### Exercise details
Print the entries below in their entirety, exactly as they are written.

### Dataset excerpts
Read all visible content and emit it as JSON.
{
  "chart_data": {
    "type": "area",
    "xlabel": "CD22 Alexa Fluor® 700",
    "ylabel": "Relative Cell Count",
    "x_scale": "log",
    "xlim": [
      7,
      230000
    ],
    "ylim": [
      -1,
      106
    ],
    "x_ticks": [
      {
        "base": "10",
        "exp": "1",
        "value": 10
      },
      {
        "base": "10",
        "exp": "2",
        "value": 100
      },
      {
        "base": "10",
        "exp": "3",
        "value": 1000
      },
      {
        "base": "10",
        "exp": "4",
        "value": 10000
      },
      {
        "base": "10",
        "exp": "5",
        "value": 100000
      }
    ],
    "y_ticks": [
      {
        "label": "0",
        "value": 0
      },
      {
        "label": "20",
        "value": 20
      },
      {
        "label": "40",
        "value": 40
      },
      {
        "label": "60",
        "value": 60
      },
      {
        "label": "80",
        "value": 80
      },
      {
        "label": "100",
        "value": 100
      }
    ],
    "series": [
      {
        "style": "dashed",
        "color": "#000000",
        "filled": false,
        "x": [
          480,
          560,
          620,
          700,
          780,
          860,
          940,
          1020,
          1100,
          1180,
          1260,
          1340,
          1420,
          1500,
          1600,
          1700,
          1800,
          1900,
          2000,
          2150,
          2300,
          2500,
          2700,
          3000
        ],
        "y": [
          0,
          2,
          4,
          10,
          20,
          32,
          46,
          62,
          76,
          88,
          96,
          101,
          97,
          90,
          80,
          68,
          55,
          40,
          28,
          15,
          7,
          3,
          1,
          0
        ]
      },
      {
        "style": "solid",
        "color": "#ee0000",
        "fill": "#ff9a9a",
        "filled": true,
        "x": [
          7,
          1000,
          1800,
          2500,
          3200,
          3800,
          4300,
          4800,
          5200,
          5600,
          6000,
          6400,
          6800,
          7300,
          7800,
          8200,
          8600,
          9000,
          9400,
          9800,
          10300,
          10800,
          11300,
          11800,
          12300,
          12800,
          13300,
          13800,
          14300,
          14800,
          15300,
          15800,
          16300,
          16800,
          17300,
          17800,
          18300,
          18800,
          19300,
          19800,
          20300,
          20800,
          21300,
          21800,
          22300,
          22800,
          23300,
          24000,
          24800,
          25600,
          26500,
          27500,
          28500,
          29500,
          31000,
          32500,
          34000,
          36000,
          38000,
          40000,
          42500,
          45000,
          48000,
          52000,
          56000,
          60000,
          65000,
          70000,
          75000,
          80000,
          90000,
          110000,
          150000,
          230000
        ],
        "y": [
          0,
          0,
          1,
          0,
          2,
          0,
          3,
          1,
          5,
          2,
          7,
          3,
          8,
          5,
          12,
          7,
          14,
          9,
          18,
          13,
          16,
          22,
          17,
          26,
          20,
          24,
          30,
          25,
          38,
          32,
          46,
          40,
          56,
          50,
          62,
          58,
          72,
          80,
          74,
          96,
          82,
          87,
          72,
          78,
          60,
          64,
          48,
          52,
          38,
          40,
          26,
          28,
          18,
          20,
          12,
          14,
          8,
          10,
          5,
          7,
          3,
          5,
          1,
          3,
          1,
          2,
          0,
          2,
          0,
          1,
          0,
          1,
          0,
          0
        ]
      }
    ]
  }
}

### Response
Read all visible content and emit it as JSON.
{
  "chart_data": {
    "type": "area",
    "xlabel": "CD22 Alexa Fluor® 700",
    "ylabel": "Relative Cell Count",
    "x_scale": "log",
    "xlim": [
      7,
      230000
    ],
    "ylim": [
      -1,
      106
    ],
    "x_ticks": [
      {
        "base": "10",
        "exp": "1",
        "value": 10
      },
      {
        "base": "10",
        "exp": "2",
        "value": 100
      },
      {
        "base": "10",
        "exp": "3",
        "value": 1000
      },
      {
        "base": "10",
        "exp": "4",
        "value": 10000
      },
      {
        "base": "10",
        "exp": "5",
        "value": 100000
      }
    ],
    "y_ticks": [
      {
        "label": "0",
        "value": 0
      },
      {
        "label": "20",
        "value": 20
      },
      {
        "label": "40",
        "value": 40
      },
      {
        "label": "60",
        "value": 60
      },
      {
        "label": "80",
        "value": 80
      },
      {
        "label": "100",
        "value": 100
      }
    ],
    "series": [
      {
        "style": "dashed",
        "color": "#000000",
        "filled": false,
        "x": [
          480,
          560,
          620,
          700,
          780,
          860,
          940,
          1020,
          1100,
          1180,
          1260,
          1340,
          1420,
          1500,
          1600,
          1700,
          1800,
          1900,
          2000,
          2150,
          2300,
          2500,
          2700,
          3000
        ],
        "y": [
          0,
          2,
          4,
          10,
          20,
          32,
          46,
          62,
          76,
          88,
          96,
          101,
          97,
          90,
          80,
          68,
          55,
          40,
          28,
          15,
          7,
          3,
          1,
          0
        ]
      },
      {
        "style": "solid",
        "color": "#ee0000",
        "fill": "#ff9a9a",
        "filled": true,
        "x": [
          7,
          1000,
          1800,
          2500,
          3200,
          3800,
          4300,
          4800,
          5200,
          5600,
          6000,
          6400,
          6800,
          7300,
          7800,
          8200,
          8600,
          9000,
          9400,
          9800,
          10300,
          10800,
          11300,
          11800,
          12300,
          12800,
          13300,
          13800,
          14300,
          14800,
          15300,
          15800,
          16300,
          16800,
          17300,
          17800,
          18300,
          18800,
          19300,
          19800,
          20300,
          20800,
          21300,
          21800,
          22300,
          22800,
          23300,
          24000,
          24800,
          25600,
          26500,
          27500,
          28500,
          29500,
          31000,
          32500,
          34000,
          36000,
          38000,
          40000,
          42500,
          45000,
          48000,
          52000,
          56000,
          60000,
          65000,
          70000,
          75000,
          80000,
          90000,
          110000,
          150000,
          230000
        ],
        "y": [
          0,
          0,
          1,
          0,
          2,
          0,
          3,
          1,
          5,
          2,
          7,
          3,
          8,
          5,
          12,
          7,
          14,
          9,
          18,
          13,
          16,
          22,
          17,
          26,
          20,
          24,
          30,
          25,
          38,
          32,
          46,
          40,
          56,
          50,
          62,
          58,
          72,
          80,
          74,
          96,
          82,
          87,
          72,
          78,
          60,
          64,
          48,
          52,
          38,
          40,
          26,
          28,
          18,
          20,
          12,
          14,
          8,
          10,
          5,
          7,
          3,
          5,
          1,
          3,
          1,
          2,
          0,
          2,
          0,
          1,
          0,
          1,
          0,
          0
        ]
      }
    ]
  }
}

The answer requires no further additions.